(Saved entries)
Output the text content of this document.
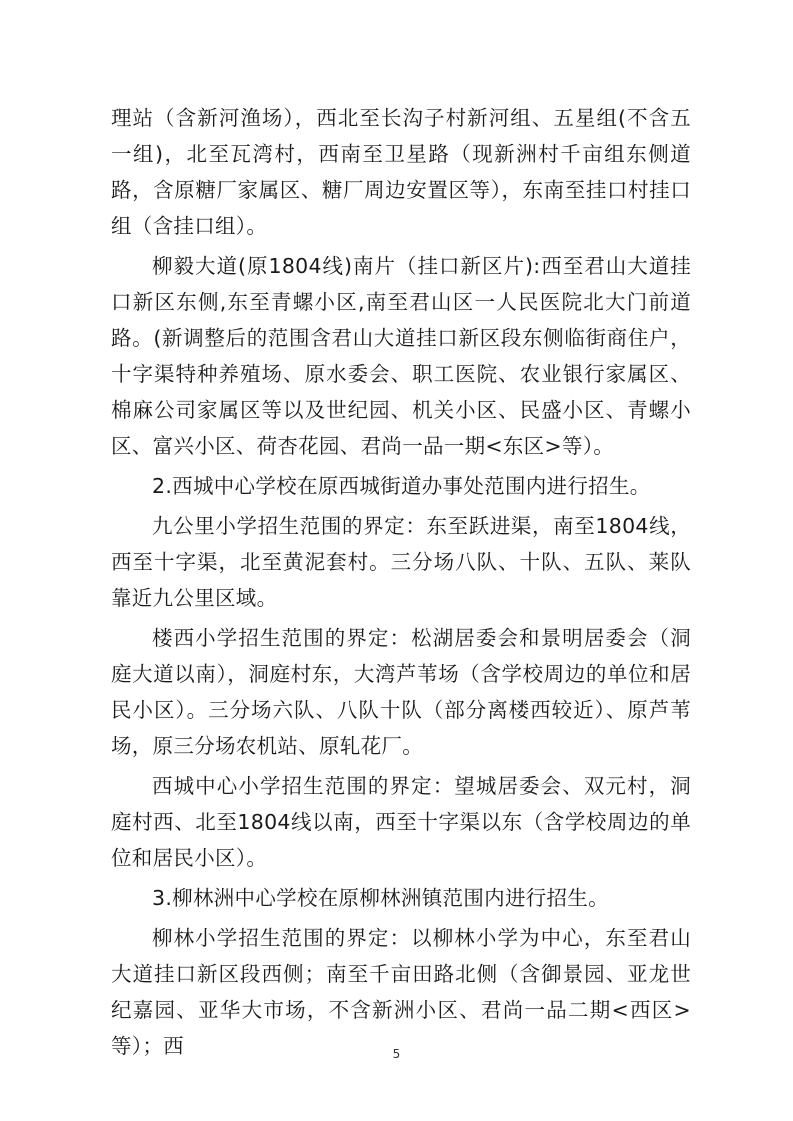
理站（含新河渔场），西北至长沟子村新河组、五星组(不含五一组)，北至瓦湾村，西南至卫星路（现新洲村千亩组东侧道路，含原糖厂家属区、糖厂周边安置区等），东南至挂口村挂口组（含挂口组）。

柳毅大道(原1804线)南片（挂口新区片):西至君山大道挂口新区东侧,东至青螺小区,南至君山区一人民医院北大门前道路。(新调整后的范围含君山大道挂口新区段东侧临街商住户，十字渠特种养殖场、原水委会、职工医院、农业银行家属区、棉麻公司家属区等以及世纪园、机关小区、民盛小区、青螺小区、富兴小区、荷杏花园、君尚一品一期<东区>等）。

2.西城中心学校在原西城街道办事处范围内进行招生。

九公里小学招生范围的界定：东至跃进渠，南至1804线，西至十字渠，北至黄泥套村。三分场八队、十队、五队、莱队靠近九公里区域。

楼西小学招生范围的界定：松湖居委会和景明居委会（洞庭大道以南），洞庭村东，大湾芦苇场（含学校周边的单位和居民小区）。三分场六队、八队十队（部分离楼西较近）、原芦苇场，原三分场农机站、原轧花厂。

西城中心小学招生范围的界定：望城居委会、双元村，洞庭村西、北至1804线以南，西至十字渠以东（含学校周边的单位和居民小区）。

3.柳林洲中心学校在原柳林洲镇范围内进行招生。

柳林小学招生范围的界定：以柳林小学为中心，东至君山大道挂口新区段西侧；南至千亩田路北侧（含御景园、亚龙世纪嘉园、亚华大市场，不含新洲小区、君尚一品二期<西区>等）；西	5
--
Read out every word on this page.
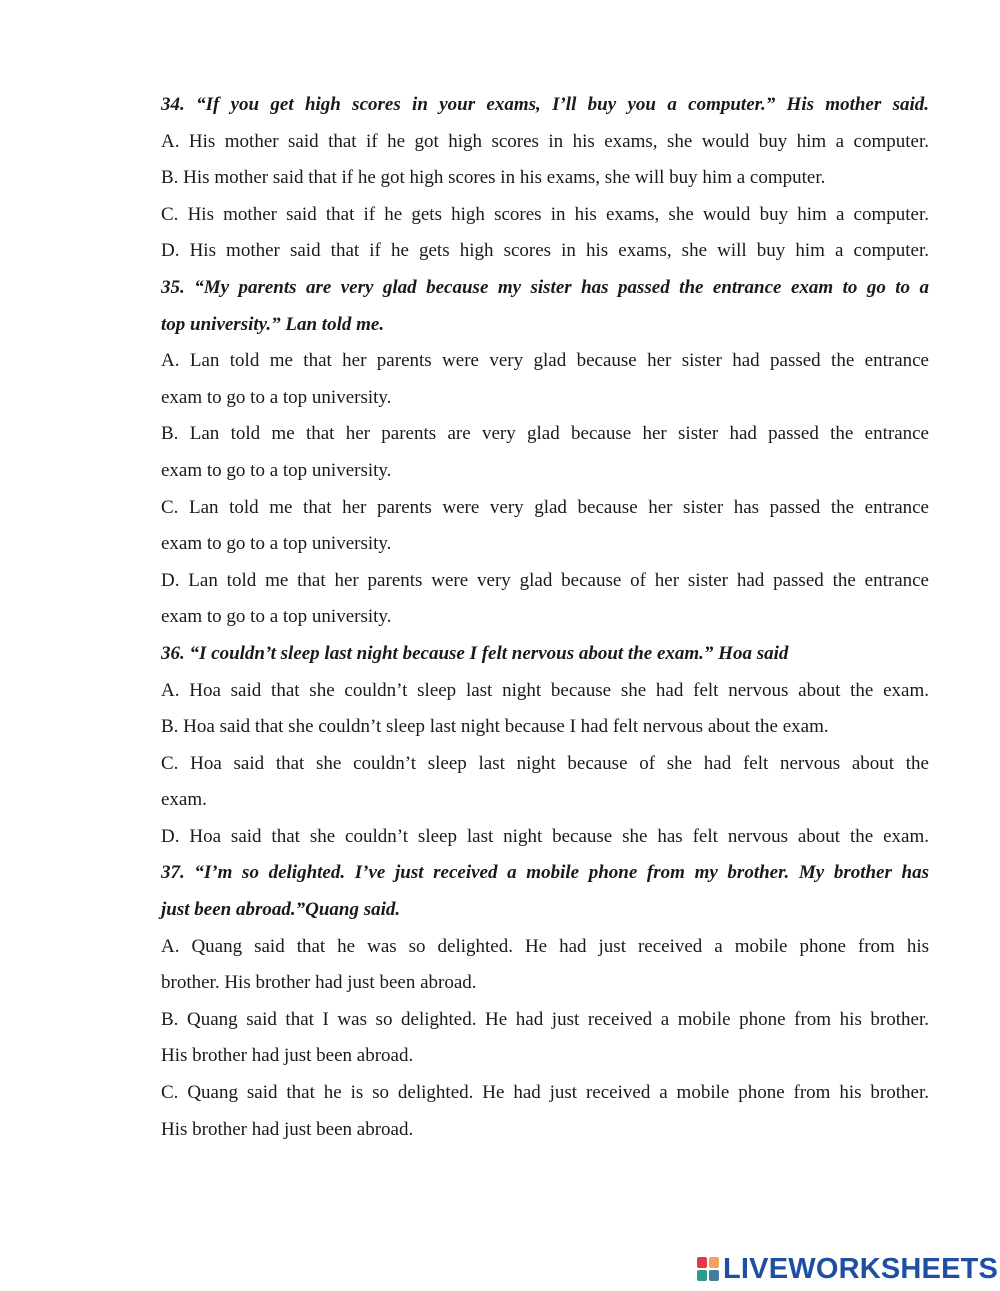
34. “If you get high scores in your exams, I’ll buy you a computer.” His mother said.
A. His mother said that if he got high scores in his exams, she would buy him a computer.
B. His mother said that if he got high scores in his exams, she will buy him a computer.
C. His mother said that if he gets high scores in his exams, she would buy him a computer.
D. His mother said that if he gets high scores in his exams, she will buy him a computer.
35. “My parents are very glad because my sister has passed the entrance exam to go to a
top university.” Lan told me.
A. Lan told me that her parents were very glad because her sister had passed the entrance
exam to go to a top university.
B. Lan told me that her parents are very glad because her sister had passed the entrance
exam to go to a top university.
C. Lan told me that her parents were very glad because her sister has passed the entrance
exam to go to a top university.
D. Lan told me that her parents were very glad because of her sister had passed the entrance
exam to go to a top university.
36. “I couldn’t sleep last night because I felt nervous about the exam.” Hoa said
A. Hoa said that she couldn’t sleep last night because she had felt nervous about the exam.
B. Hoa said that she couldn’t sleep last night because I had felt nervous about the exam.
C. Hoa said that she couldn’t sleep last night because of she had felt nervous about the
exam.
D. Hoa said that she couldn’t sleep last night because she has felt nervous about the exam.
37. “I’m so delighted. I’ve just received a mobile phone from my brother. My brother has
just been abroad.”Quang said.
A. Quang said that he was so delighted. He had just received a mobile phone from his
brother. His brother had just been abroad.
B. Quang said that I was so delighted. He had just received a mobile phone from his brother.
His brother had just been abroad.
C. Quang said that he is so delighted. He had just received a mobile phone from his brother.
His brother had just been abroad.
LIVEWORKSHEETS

▸ **Your instructions**: Give the count of lines holding the word "this", with no other words.

▸ **Full solution**: 2